■ **WHAT NEEDS TO BE DONE**: Show all lines that include the string "image"; copy each one.

■ **DATA**:
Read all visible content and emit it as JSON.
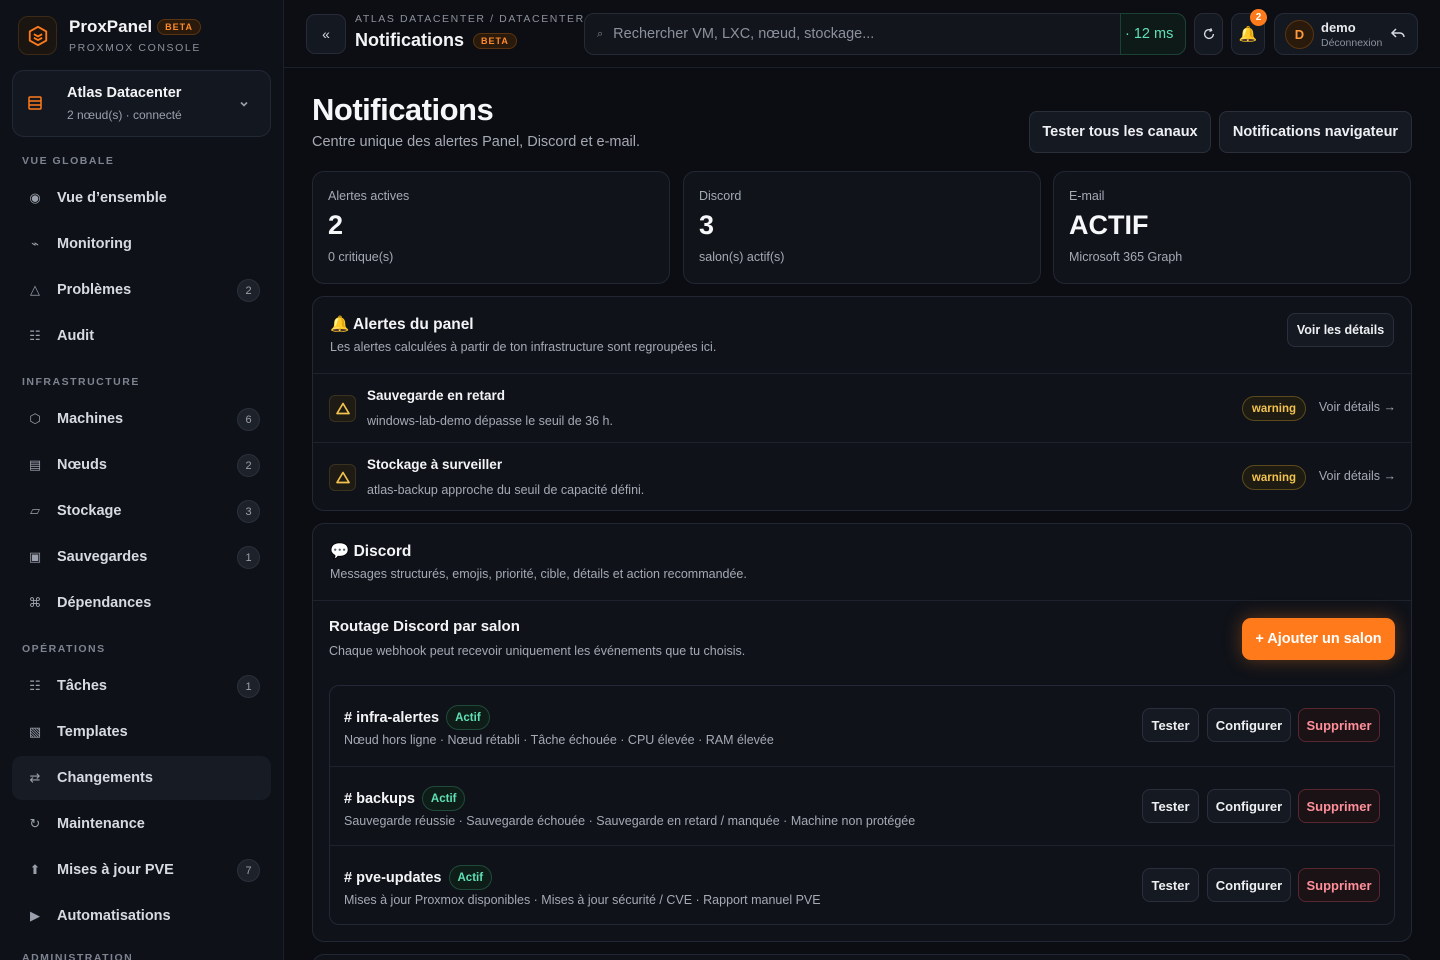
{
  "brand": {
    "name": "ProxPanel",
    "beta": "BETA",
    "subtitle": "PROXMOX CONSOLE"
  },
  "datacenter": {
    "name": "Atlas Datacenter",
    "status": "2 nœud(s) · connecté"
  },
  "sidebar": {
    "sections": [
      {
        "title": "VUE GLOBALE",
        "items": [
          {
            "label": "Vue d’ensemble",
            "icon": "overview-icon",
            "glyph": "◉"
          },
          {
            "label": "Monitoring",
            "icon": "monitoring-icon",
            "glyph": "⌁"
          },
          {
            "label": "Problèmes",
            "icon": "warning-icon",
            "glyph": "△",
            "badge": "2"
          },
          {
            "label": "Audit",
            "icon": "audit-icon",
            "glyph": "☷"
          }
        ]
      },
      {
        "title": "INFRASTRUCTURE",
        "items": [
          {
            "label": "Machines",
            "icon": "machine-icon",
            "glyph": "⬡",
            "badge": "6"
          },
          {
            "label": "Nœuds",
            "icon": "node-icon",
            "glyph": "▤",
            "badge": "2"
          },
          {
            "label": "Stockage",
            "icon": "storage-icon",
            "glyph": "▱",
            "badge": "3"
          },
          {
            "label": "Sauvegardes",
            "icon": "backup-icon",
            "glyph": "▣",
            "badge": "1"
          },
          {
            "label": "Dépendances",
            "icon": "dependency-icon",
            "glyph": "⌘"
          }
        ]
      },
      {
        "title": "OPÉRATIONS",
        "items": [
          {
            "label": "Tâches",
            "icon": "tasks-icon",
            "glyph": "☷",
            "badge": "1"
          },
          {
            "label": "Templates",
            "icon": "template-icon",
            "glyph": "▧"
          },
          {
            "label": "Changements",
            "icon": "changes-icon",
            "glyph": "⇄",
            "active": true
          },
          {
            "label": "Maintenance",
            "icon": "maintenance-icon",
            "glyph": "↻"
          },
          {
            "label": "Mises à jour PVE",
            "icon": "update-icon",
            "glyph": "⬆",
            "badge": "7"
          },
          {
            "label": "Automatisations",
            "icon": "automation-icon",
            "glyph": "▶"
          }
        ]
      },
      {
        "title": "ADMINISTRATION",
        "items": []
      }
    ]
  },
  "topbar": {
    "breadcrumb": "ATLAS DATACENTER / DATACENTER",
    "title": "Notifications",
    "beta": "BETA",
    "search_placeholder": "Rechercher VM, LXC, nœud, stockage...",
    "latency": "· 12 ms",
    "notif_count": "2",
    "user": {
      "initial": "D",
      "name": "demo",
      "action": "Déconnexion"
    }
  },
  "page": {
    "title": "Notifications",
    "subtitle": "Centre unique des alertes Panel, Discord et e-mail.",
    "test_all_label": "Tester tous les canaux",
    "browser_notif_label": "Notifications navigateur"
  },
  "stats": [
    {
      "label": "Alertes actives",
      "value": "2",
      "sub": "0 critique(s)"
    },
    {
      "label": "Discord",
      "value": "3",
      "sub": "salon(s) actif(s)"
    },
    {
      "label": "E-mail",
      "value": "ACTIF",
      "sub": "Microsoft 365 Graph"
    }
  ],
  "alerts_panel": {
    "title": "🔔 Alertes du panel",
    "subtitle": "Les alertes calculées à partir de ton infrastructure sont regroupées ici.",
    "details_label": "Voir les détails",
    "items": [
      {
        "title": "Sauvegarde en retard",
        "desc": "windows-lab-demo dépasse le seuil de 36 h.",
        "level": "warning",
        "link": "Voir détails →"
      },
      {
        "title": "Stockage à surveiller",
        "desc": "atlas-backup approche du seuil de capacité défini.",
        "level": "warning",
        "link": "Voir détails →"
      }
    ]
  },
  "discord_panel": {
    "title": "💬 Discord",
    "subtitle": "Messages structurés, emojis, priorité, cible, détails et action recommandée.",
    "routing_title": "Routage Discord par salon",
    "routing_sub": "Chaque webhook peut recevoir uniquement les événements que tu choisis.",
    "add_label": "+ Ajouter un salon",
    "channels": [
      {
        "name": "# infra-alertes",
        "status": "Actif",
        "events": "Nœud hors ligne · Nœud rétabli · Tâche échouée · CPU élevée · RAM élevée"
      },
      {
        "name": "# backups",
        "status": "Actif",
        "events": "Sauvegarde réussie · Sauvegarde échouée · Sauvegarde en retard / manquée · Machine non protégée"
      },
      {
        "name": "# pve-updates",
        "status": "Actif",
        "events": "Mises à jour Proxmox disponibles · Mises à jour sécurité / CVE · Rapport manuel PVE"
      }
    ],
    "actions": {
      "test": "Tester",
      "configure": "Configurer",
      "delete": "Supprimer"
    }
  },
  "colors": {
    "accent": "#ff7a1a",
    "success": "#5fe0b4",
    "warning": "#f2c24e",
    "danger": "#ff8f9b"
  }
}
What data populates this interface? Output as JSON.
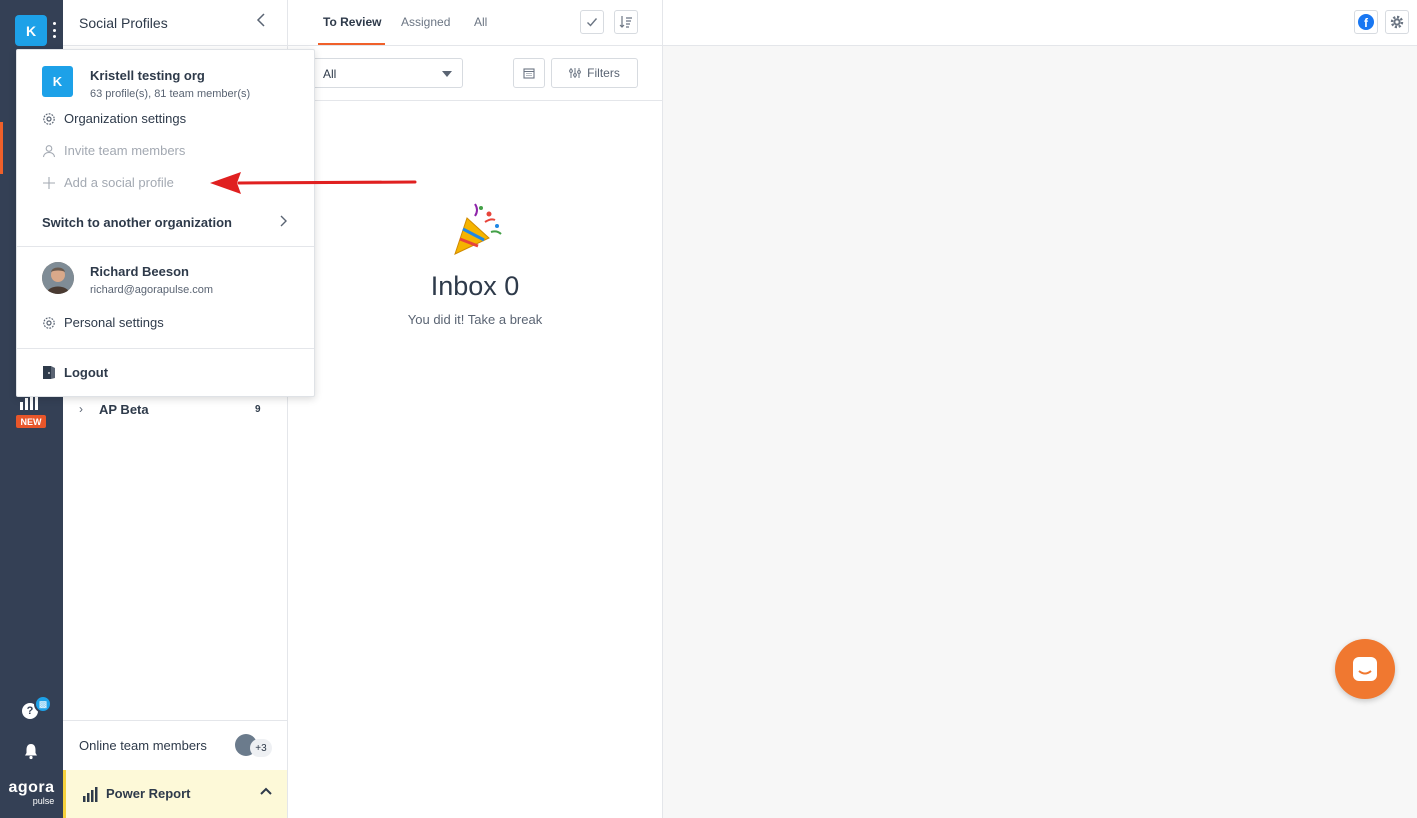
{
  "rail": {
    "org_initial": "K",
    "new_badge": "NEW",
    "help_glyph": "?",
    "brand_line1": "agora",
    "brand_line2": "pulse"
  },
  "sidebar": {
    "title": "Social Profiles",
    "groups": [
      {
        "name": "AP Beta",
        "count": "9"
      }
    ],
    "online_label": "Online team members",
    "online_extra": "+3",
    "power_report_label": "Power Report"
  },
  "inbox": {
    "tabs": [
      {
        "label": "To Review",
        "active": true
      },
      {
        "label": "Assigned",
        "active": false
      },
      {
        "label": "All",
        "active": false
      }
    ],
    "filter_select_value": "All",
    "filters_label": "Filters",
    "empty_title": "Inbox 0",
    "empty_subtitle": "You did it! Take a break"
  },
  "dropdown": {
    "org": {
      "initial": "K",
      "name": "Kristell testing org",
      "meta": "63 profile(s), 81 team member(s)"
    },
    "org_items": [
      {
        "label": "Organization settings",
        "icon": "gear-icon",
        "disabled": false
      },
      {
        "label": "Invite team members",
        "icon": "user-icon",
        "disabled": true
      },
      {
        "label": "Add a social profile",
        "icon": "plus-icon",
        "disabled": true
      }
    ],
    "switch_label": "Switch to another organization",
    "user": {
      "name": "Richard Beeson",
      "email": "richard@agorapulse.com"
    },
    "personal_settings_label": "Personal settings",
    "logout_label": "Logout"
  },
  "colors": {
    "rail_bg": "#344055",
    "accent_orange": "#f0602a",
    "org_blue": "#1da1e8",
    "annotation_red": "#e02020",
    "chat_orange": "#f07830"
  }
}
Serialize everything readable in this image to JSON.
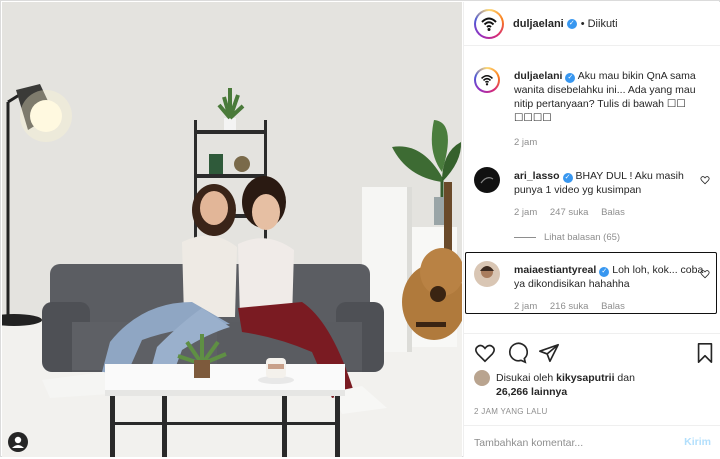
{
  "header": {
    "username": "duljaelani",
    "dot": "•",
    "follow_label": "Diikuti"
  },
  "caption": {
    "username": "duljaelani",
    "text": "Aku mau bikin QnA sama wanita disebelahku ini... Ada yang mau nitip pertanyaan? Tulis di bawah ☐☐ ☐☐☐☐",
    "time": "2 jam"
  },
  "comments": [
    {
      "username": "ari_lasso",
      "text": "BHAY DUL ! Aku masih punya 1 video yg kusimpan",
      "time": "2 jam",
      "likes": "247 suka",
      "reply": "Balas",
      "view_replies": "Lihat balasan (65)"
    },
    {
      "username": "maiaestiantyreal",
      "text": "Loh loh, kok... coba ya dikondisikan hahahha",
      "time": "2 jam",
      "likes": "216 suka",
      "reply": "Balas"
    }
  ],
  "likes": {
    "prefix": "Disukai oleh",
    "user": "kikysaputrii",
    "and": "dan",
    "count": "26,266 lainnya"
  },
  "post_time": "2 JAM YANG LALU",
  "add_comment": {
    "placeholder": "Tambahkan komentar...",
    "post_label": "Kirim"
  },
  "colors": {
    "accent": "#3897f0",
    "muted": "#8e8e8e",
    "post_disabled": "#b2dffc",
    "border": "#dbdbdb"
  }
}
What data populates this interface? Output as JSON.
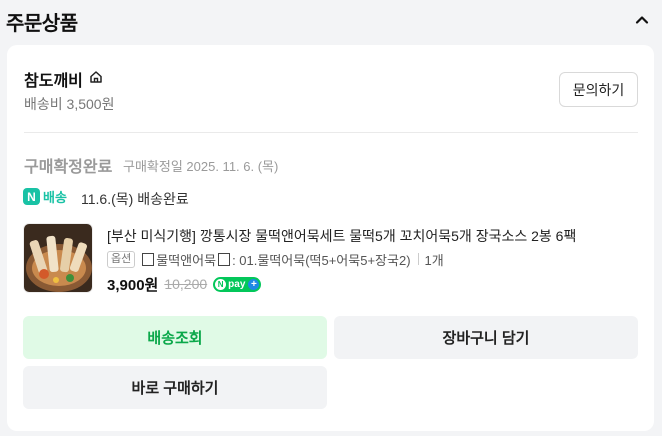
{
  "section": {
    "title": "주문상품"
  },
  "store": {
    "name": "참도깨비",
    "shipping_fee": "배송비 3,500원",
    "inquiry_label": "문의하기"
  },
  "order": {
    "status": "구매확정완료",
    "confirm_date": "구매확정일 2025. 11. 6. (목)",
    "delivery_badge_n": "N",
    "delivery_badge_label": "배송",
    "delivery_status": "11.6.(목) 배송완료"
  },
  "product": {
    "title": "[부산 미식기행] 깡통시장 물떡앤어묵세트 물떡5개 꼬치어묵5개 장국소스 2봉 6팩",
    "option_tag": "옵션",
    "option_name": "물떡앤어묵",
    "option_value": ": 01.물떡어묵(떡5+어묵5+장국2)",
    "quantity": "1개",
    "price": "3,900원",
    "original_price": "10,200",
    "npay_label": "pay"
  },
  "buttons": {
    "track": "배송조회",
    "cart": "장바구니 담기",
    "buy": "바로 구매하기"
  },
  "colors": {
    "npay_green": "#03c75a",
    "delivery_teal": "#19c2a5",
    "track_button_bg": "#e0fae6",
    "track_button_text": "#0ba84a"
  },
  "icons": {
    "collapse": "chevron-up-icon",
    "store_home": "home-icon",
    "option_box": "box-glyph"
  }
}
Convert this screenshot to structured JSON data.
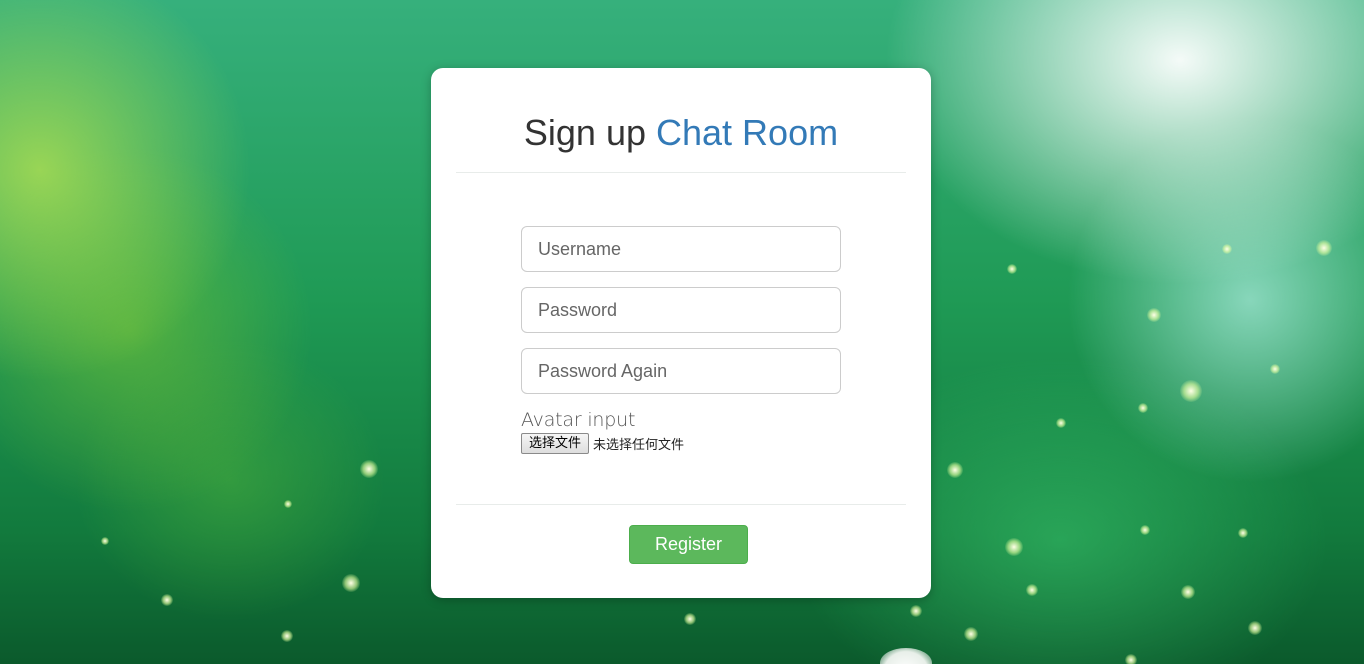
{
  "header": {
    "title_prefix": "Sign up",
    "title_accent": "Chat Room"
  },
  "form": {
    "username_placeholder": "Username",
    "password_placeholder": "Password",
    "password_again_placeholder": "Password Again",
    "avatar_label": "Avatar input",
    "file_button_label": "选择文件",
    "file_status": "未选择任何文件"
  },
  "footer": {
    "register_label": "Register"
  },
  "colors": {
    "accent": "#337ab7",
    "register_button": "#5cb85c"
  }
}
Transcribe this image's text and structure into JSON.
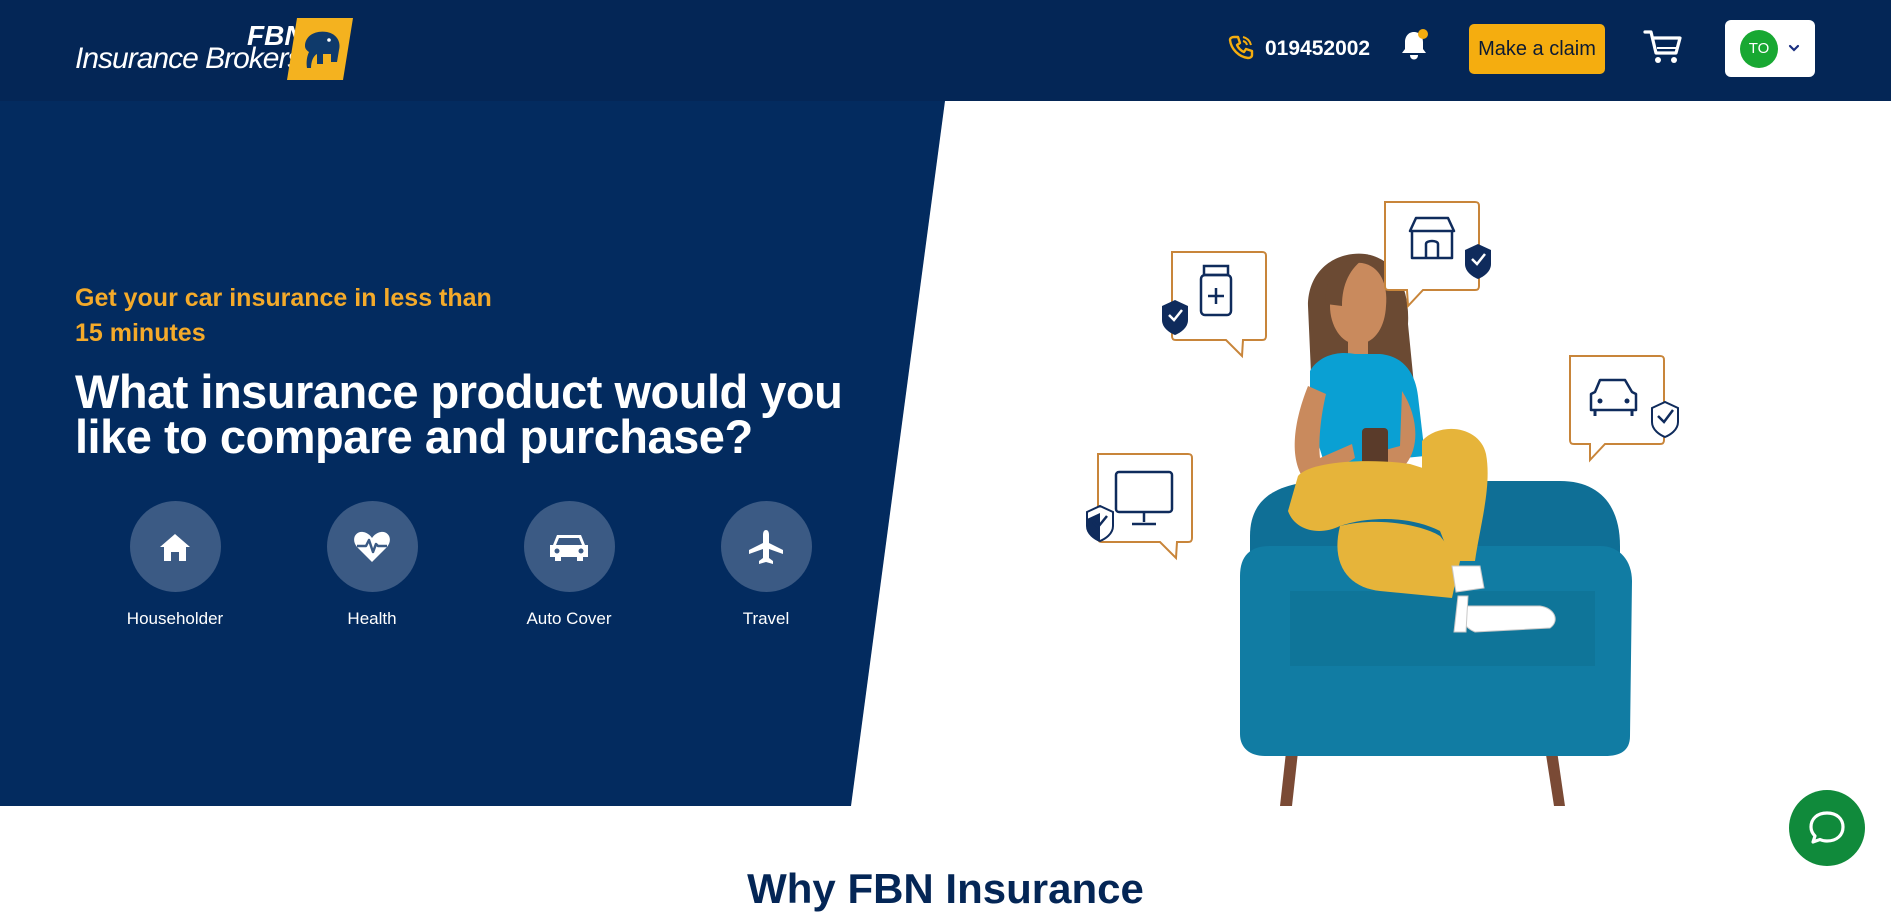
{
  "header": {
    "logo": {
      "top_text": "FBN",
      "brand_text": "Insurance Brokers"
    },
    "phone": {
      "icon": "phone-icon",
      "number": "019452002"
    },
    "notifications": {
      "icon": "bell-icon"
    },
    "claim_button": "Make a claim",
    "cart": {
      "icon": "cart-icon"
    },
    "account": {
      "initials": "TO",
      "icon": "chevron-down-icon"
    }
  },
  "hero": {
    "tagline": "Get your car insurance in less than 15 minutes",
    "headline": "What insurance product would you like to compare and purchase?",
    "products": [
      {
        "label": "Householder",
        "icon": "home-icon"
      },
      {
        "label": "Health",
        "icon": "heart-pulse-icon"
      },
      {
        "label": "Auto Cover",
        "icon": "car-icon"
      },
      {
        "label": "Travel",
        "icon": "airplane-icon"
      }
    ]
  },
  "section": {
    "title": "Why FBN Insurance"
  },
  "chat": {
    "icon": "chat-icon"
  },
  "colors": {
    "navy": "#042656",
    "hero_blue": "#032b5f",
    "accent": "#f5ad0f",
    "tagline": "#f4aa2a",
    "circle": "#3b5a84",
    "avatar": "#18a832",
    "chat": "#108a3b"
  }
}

■ **EXERCISE OUTPUT**:
Serialize everything readable in this image to JSON.
Transcribe this image's text and structure into JSON.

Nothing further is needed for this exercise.